Short exercise:
Extract from the material below every line containing the string "drama", matching case exactly.

Data for processing:
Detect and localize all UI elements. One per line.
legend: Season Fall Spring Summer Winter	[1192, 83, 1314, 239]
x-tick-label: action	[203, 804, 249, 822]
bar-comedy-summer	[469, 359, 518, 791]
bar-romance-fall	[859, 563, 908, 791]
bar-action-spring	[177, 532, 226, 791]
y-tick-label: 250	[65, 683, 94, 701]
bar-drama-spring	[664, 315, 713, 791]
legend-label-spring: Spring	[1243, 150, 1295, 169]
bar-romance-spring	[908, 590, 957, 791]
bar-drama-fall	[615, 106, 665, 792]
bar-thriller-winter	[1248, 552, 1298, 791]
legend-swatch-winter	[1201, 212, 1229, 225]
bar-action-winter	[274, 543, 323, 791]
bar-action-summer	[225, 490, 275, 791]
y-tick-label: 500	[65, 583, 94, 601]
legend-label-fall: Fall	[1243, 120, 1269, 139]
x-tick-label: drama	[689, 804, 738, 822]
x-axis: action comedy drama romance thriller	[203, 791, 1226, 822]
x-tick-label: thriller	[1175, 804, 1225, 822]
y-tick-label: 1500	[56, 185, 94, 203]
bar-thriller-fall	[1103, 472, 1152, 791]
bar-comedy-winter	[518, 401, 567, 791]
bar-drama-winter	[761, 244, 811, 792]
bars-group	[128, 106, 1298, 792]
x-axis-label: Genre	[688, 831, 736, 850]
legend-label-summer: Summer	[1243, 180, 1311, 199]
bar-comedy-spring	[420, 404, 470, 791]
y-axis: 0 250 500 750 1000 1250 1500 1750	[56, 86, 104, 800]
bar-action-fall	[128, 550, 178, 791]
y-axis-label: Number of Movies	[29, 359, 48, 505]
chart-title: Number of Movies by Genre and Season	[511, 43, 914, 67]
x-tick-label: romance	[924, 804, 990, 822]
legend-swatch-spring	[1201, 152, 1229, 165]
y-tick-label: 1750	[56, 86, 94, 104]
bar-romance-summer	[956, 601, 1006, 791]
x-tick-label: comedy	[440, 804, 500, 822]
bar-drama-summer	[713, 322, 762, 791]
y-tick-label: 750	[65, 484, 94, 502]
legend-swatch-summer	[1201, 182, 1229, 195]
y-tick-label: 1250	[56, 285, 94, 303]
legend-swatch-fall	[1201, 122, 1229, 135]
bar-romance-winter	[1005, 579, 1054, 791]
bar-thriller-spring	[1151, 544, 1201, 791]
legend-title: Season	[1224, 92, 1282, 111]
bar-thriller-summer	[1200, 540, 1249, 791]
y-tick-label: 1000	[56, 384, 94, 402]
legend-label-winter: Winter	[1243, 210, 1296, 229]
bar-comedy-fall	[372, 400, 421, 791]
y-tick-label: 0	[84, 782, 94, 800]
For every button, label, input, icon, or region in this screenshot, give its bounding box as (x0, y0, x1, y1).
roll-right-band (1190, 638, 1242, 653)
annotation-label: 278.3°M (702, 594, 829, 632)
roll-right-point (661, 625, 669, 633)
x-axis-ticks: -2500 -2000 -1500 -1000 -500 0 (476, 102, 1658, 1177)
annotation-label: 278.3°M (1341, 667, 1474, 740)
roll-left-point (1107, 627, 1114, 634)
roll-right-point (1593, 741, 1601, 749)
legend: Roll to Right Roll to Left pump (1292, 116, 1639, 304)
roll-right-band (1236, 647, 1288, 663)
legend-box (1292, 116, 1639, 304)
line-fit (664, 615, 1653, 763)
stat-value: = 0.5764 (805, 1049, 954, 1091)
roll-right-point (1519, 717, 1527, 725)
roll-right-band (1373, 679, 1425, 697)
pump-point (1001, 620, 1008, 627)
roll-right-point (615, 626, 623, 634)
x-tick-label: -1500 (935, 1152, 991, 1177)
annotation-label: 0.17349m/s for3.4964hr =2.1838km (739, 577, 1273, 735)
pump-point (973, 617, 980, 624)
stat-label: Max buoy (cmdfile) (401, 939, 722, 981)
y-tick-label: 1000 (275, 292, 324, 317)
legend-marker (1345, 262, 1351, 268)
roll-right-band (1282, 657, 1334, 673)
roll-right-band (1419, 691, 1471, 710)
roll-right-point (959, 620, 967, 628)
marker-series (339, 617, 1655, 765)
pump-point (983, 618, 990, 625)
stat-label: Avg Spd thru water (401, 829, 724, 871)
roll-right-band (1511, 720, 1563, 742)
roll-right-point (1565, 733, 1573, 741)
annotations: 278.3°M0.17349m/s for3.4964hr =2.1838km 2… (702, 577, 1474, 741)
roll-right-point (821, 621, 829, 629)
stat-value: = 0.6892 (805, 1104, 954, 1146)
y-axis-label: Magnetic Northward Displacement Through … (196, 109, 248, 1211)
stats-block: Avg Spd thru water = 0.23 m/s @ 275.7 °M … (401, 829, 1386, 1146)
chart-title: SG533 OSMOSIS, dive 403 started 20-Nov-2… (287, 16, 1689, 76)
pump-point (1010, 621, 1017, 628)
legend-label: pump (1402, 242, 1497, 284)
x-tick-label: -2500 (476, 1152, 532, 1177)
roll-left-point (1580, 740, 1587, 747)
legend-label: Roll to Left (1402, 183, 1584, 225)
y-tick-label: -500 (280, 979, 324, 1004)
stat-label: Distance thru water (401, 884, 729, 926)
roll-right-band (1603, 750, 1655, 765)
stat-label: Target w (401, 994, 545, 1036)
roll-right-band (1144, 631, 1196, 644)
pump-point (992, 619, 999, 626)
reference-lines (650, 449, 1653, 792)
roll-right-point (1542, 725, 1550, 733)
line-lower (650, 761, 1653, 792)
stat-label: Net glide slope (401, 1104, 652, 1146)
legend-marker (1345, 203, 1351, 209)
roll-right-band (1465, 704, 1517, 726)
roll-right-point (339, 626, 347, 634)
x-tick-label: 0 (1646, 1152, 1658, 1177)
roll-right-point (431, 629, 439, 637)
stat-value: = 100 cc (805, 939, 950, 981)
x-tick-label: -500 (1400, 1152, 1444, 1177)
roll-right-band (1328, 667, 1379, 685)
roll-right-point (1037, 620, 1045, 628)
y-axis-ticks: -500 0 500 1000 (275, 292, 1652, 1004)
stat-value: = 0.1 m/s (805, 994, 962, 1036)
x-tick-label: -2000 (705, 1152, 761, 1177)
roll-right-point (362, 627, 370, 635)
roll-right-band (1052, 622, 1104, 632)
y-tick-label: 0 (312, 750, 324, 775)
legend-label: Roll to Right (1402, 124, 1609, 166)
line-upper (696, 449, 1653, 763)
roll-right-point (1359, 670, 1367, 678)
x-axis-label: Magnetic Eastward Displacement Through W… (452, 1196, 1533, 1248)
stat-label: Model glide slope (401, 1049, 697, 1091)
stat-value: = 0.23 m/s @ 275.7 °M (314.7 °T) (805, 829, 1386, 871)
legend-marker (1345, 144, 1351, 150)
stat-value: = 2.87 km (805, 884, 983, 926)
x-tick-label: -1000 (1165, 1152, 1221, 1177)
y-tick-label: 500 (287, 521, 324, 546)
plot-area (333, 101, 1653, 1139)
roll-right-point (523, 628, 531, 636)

Result of the exercise:
bar-drama-spring	[664, 315, 713, 791]
bar-drama-fall	[615, 106, 665, 792]
x-tick-label: drama	[689, 804, 738, 822]
x-axis: action comedy drama romance thriller	[203, 791, 1226, 822]
bar-drama-winter	[761, 244, 811, 792]
bar-drama-summer	[713, 322, 762, 791]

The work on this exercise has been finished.